| TASK OBJECTIVE |
Can you find the lines of the listing that include "اختیار" and copy every one?

| RECORDS FOR THIS TASK |
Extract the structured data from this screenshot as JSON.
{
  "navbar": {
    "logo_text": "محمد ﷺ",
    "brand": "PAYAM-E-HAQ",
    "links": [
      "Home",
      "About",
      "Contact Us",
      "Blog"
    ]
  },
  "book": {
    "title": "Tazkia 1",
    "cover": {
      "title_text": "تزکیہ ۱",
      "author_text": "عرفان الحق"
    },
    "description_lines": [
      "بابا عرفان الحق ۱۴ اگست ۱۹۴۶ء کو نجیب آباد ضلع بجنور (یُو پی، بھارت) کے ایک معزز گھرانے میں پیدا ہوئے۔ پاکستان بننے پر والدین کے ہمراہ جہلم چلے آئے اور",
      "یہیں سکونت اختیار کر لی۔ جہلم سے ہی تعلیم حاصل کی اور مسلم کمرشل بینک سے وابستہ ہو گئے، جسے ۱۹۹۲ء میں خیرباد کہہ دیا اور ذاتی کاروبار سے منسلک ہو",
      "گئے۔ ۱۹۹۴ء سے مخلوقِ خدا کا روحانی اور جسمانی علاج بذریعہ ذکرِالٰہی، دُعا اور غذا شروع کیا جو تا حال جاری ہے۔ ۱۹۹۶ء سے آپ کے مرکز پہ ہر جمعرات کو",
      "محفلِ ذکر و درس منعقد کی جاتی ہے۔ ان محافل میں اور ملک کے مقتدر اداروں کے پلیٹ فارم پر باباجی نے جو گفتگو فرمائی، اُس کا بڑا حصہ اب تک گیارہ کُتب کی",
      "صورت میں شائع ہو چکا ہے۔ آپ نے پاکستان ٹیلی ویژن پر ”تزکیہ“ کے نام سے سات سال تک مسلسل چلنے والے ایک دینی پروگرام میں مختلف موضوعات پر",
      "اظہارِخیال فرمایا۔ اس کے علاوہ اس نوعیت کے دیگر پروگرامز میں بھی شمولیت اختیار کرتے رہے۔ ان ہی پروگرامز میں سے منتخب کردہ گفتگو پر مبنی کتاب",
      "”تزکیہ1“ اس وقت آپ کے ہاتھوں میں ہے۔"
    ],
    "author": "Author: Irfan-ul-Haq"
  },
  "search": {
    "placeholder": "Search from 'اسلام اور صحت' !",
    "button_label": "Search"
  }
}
...
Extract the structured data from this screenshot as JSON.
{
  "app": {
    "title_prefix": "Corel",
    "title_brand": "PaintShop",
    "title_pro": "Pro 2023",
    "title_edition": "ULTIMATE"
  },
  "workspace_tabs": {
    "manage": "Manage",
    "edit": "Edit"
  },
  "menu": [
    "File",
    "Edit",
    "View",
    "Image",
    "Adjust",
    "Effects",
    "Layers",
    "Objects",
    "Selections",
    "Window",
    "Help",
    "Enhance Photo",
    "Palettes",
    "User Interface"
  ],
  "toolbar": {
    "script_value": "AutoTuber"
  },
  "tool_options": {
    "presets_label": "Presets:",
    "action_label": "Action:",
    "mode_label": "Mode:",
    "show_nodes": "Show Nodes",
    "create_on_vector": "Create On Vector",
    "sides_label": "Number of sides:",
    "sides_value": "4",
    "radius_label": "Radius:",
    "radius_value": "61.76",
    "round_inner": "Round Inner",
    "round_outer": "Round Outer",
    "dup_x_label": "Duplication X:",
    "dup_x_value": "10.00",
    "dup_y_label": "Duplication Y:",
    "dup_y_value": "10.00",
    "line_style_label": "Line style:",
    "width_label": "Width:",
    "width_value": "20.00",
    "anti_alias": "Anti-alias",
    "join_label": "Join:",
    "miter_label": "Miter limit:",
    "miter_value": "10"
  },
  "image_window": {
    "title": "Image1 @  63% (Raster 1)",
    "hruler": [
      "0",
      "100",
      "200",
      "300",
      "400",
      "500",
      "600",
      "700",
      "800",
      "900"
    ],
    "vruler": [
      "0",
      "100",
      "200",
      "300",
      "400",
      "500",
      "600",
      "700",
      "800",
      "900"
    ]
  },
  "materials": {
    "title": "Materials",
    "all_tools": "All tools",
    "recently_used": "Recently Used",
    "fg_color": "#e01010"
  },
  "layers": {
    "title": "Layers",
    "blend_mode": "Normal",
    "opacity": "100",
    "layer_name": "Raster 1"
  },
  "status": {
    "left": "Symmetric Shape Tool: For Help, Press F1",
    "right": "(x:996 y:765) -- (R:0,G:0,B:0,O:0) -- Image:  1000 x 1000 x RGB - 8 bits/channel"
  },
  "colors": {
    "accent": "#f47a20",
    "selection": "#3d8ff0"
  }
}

| TASK RESPONSE |
      "یہیں سکونت اختیار کر لی۔ جہلم سے ہی تعلیم حاصل کی اور مسلم کمرشل بینک سے وابستہ ہو گئے، جسے ۱۹۹۲ء میں خیرباد کہہ دیا اور ذاتی کاروبار سے منسلک ہو",
      "اظہارِخیال فرمایا۔ اس کے علاوہ اس نوعیت کے دیگر پروگرامز میں بھی شمولیت اختیار کرتے رہے۔ ان ہی پروگرامز میں سے منتخب کردہ گفتگو پر مبنی کتاب",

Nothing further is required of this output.